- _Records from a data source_
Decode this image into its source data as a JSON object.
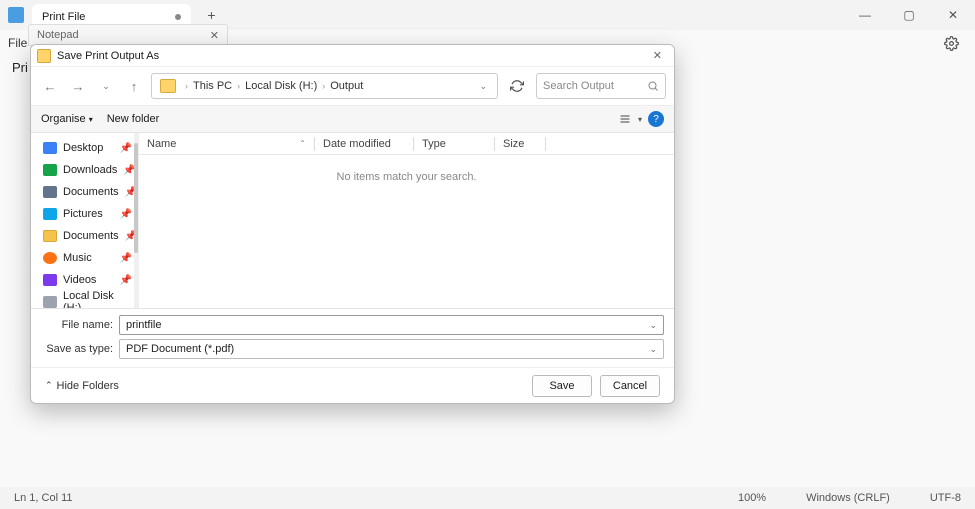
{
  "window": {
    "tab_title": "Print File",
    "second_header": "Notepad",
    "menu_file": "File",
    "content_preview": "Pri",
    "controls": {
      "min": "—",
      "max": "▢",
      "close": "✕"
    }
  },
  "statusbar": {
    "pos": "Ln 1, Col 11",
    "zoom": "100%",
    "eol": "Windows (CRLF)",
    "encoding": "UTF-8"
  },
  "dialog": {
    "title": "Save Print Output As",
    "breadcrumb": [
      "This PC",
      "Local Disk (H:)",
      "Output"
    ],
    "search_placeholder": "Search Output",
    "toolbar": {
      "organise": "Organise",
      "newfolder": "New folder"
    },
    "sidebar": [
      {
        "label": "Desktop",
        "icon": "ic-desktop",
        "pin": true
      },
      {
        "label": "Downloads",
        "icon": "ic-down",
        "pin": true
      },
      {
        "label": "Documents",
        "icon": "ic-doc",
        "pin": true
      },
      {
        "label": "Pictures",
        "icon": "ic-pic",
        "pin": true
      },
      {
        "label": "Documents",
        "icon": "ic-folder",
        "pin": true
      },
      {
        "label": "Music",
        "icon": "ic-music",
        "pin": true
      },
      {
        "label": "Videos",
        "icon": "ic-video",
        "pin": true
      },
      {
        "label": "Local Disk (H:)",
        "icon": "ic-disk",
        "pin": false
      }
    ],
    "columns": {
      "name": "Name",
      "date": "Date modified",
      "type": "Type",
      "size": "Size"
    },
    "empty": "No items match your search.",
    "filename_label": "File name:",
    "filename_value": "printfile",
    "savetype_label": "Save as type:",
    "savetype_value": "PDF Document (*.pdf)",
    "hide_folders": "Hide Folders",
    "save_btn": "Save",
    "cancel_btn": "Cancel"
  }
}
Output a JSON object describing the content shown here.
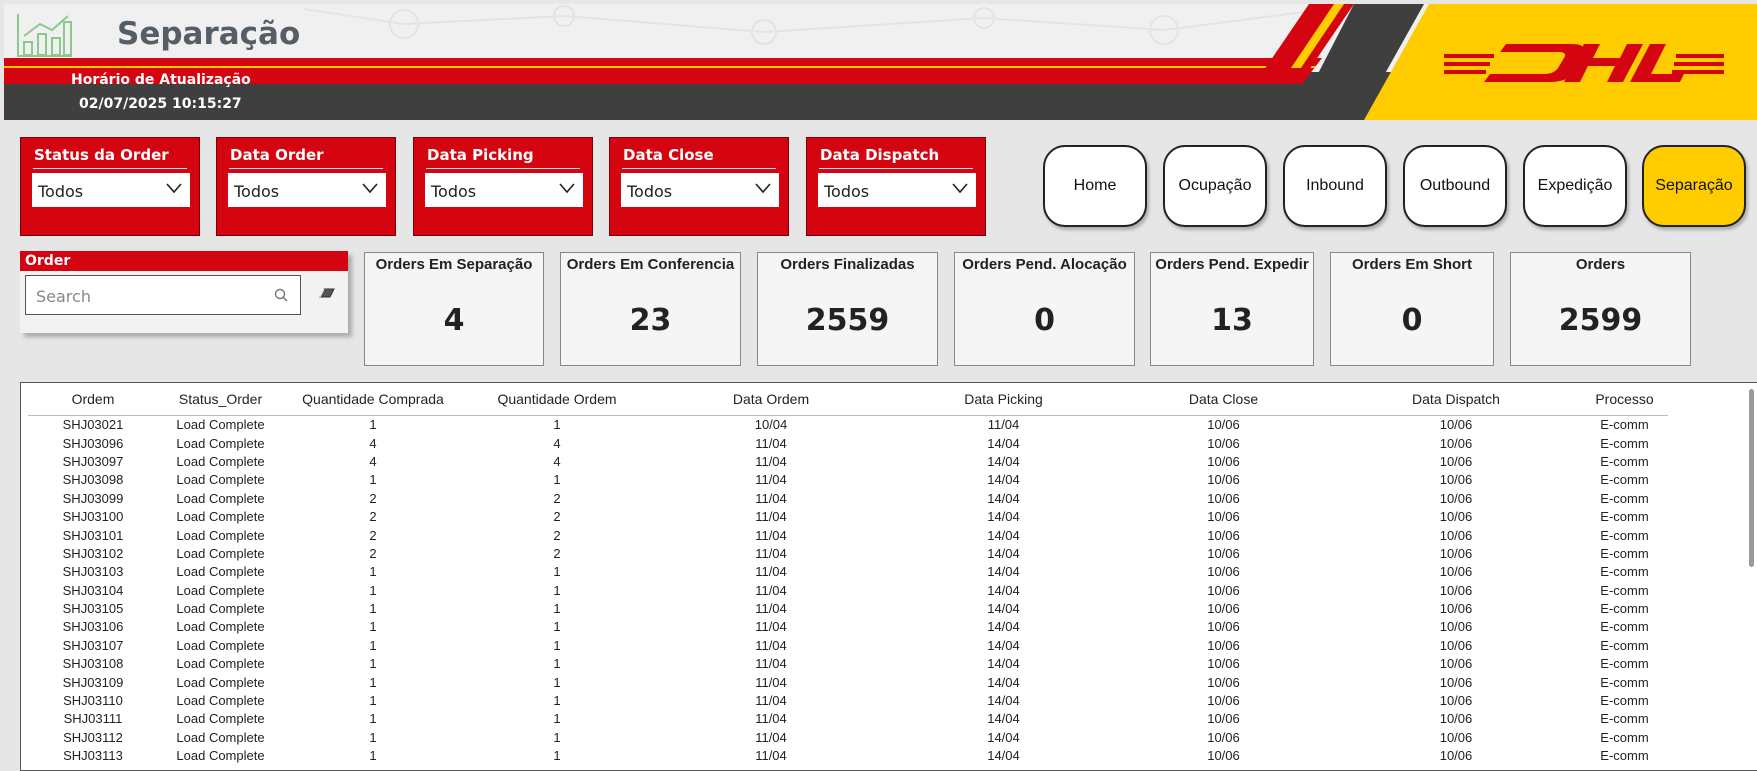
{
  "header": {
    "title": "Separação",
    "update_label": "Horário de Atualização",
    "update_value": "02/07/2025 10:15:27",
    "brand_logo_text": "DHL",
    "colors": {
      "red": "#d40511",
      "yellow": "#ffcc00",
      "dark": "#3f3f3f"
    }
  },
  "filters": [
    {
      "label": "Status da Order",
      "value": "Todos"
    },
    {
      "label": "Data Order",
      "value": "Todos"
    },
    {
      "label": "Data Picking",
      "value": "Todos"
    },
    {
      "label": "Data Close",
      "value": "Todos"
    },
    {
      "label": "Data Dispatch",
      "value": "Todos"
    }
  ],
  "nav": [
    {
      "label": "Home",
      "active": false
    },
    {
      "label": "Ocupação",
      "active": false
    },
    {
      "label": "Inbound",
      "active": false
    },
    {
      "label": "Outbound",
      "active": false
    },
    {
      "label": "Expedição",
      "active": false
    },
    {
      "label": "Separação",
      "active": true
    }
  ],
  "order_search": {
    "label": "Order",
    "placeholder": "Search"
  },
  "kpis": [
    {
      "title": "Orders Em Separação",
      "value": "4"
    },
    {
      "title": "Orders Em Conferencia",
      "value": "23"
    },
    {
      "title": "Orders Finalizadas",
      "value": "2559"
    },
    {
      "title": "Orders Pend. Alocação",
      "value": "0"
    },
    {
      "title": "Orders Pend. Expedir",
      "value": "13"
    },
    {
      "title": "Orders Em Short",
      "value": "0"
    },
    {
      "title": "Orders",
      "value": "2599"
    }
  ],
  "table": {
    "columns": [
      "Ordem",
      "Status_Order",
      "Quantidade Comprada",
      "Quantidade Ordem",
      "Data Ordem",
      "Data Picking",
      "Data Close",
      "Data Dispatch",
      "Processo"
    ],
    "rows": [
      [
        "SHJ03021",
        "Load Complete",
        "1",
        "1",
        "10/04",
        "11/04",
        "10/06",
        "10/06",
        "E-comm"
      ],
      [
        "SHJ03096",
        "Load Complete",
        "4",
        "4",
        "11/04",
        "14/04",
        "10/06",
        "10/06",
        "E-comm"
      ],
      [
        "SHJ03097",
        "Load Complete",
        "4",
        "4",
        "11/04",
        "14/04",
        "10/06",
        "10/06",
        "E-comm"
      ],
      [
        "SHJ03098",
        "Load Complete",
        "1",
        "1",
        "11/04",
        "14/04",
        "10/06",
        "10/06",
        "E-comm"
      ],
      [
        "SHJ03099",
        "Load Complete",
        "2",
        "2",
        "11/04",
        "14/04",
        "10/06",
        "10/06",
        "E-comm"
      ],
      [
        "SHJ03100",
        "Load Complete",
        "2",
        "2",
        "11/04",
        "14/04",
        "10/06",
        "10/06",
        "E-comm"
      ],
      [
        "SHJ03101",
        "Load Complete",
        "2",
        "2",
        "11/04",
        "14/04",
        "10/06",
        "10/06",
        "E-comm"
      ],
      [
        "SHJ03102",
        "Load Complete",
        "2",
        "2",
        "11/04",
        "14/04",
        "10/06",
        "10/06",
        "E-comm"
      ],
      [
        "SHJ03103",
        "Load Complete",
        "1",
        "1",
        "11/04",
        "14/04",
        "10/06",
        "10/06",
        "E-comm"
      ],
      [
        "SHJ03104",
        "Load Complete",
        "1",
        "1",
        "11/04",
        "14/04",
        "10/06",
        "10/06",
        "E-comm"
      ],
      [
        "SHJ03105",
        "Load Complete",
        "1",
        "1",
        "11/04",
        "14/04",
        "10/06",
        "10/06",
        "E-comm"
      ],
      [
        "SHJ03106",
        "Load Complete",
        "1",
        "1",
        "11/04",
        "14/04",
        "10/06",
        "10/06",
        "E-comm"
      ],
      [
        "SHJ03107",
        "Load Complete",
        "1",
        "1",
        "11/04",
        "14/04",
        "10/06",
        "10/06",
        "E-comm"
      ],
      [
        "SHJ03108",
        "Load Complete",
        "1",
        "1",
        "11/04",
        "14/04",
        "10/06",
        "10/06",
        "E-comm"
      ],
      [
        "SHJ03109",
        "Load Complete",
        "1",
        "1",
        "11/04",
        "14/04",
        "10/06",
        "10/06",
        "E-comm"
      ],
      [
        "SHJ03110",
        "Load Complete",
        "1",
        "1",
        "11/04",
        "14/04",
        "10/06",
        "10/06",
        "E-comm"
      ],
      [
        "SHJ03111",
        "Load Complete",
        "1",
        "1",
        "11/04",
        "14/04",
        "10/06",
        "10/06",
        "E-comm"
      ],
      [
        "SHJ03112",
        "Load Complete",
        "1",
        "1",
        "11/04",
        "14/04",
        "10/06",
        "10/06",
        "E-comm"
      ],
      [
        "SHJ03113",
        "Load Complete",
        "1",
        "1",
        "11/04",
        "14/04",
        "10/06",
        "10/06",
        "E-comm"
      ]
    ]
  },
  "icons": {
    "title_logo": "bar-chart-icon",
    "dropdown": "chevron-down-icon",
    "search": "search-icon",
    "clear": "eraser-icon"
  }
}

- _WHAT IS NEEDED_
Restate the data above word for word. Do not include the images.

- _THE OUTPUT_
Decode this image into its source data as a JSON object.
{
  "window": {
    "tab_title": "Print File",
    "second_header": "Notepad",
    "menu_file": "File",
    "content_preview": "Pri",
    "controls": {
      "min": "—",
      "max": "▢",
      "close": "✕"
    }
  },
  "statusbar": {
    "pos": "Ln 1, Col 11",
    "zoom": "100%",
    "eol": "Windows (CRLF)",
    "encoding": "UTF-8"
  },
  "dialog": {
    "title": "Save Print Output As",
    "breadcrumb": [
      "This PC",
      "Local Disk (H:)",
      "Output"
    ],
    "search_placeholder": "Search Output",
    "toolbar": {
      "organise": "Organise",
      "newfolder": "New folder"
    },
    "sidebar": [
      {
        "label": "Desktop",
        "icon": "ic-desktop",
        "pin": true
      },
      {
        "label": "Downloads",
        "icon": "ic-down",
        "pin": true
      },
      {
        "label": "Documents",
        "icon": "ic-doc",
        "pin": true
      },
      {
        "label": "Pictures",
        "icon": "ic-pic",
        "pin": true
      },
      {
        "label": "Documents",
        "icon": "ic-folder",
        "pin": true
      },
      {
        "label": "Music",
        "icon": "ic-music",
        "pin": true
      },
      {
        "label": "Videos",
        "icon": "ic-video",
        "pin": true
      },
      {
        "label": "Local Disk (H:)",
        "icon": "ic-disk",
        "pin": false
      }
    ],
    "columns": {
      "name": "Name",
      "date": "Date modified",
      "type": "Type",
      "size": "Size"
    },
    "empty": "No items match your search.",
    "filename_label": "File name:",
    "filename_value": "printfile",
    "savetype_label": "Save as type:",
    "savetype_value": "PDF Document (*.pdf)",
    "hide_folders": "Hide Folders",
    "save_btn": "Save",
    "cancel_btn": "Cancel"
  }
}
Output a JSON object describing the content shown here.
{
  "header": {
    "title": "Separação",
    "update_label": "Horário de Atualização",
    "update_value": "02/07/2025 10:15:27",
    "brand_logo_text": "DHL",
    "colors": {
      "red": "#d40511",
      "yellow": "#ffcc00",
      "dark": "#3f3f3f"
    }
  },
  "filters": [
    {
      "label": "Status da Order",
      "value": "Todos"
    },
    {
      "label": "Data Order",
      "value": "Todos"
    },
    {
      "label": "Data Picking",
      "value": "Todos"
    },
    {
      "label": "Data Close",
      "value": "Todos"
    },
    {
      "label": "Data Dispatch",
      "value": "Todos"
    }
  ],
  "nav": [
    {
      "label": "Home",
      "active": false
    },
    {
      "label": "Ocupação",
      "active": false
    },
    {
      "label": "Inbound",
      "active": false
    },
    {
      "label": "Outbound",
      "active": false
    },
    {
      "label": "Expedição",
      "active": false
    },
    {
      "label": "Separação",
      "active": true
    }
  ],
  "order_search": {
    "label": "Order",
    "placeholder": "Search"
  },
  "kpis": [
    {
      "title": "Orders Em Separação",
      "value": "4"
    },
    {
      "title": "Orders Em Conferencia",
      "value": "23"
    },
    {
      "title": "Orders Finalizadas",
      "value": "2559"
    },
    {
      "title": "Orders Pend. Alocação",
      "value": "0"
    },
    {
      "title": "Orders Pend. Expedir",
      "value": "13"
    },
    {
      "title": "Orders Em Short",
      "value": "0"
    },
    {
      "title": "Orders",
      "value": "2599"
    }
  ],
  "table": {
    "columns": [
      "Ordem",
      "Status_Order",
      "Quantidade Comprada",
      "Quantidade Ordem",
      "Data Ordem",
      "Data Picking",
      "Data Close",
      "Data Dispatch",
      "Processo"
    ],
    "rows": [
      [
        "SHJ03021",
        "Load Complete",
        "1",
        "1",
        "10/04",
        "11/04",
        "10/06",
        "10/06",
        "E-comm"
      ],
      [
        "SHJ03096",
        "Load Complete",
        "4",
        "4",
        "11/04",
        "14/04",
        "10/06",
        "10/06",
        "E-comm"
      ],
      [
        "SHJ03097",
        "Load Complete",
        "4",
        "4",
        "11/04",
        "14/04",
        "10/06",
        "10/06",
        "E-comm"
      ],
      [
        "SHJ03098",
        "Load Complete",
        "1",
        "1",
        "11/04",
        "14/04",
        "10/06",
        "10/06",
        "E-comm"
      ],
      [
        "SHJ03099",
        "Load Complete",
        "2",
        "2",
        "11/04",
        "14/04",
        "10/06",
        "10/06",
        "E-comm"
      ],
      [
        "SHJ03100",
        "Load Complete",
        "2",
        "2",
        "11/04",
        "14/04",
        "10/06",
        "10/06",
        "E-comm"
      ],
      [
        "SHJ03101",
        "Load Complete",
        "2",
        "2",
        "11/04",
        "14/04",
        "10/06",
        "10/06",
        "E-comm"
      ],
      [
        "SHJ03102",
        "Load Complete",
        "2",
        "2",
        "11/04",
        "14/04",
        "10/06",
        "10/06",
        "E-comm"
      ],
      [
        "SHJ03103",
        "Load Complete",
        "1",
        "1",
        "11/04",
        "14/04",
        "10/06",
        "10/06",
        "E-comm"
      ],
      [
        "SHJ03104",
        "Load Complete",
        "1",
        "1",
        "11/04",
        "14/04",
        "10/06",
        "10/06",
        "E-comm"
      ],
      [
        "SHJ03105",
        "Load Complete",
        "1",
        "1",
        "11/04",
        "14/04",
        "10/06",
        "10/06",
        "E-comm"
      ],
      [
        "SHJ03106",
        "Load Complete",
        "1",
        "1",
        "11/04",
        "14/04",
        "10/06",
        "10/06",
        "E-comm"
      ],
      [
        "SHJ03107",
        "Load Complete",
        "1",
        "1",
        "11/04",
        "14/04",
        "10/06",
        "10/06",
        "E-comm"
      ],
      [
        "SHJ03108",
        "Load Complete",
        "1",
        "1",
        "11/04",
        "14/04",
        "10/06",
        "10/06",
        "E-comm"
      ],
      [
        "SHJ03109",
        "Load Complete",
        "1",
        "1",
        "11/04",
        "14/04",
        "10/06",
        "10/06",
        "E-comm"
      ],
      [
        "SHJ03110",
        "Load Complete",
        "1",
        "1",
        "11/04",
        "14/04",
        "10/06",
        "10/06",
        "E-comm"
      ],
      [
        "SHJ03111",
        "Load Complete",
        "1",
        "1",
        "11/04",
        "14/04",
        "10/06",
        "10/06",
        "E-comm"
      ],
      [
        "SHJ03112",
        "Load Complete",
        "1",
        "1",
        "11/04",
        "14/04",
        "10/06",
        "10/06",
        "E-comm"
      ],
      [
        "SHJ03113",
        "Load Complete",
        "1",
        "1",
        "11/04",
        "14/04",
        "10/06",
        "10/06",
        "E-comm"
      ]
    ]
  },
  "icons": {
    "title_logo": "bar-chart-icon",
    "dropdown": "chevron-down-icon",
    "search": "search-icon",
    "clear": "eraser-icon"
  }
}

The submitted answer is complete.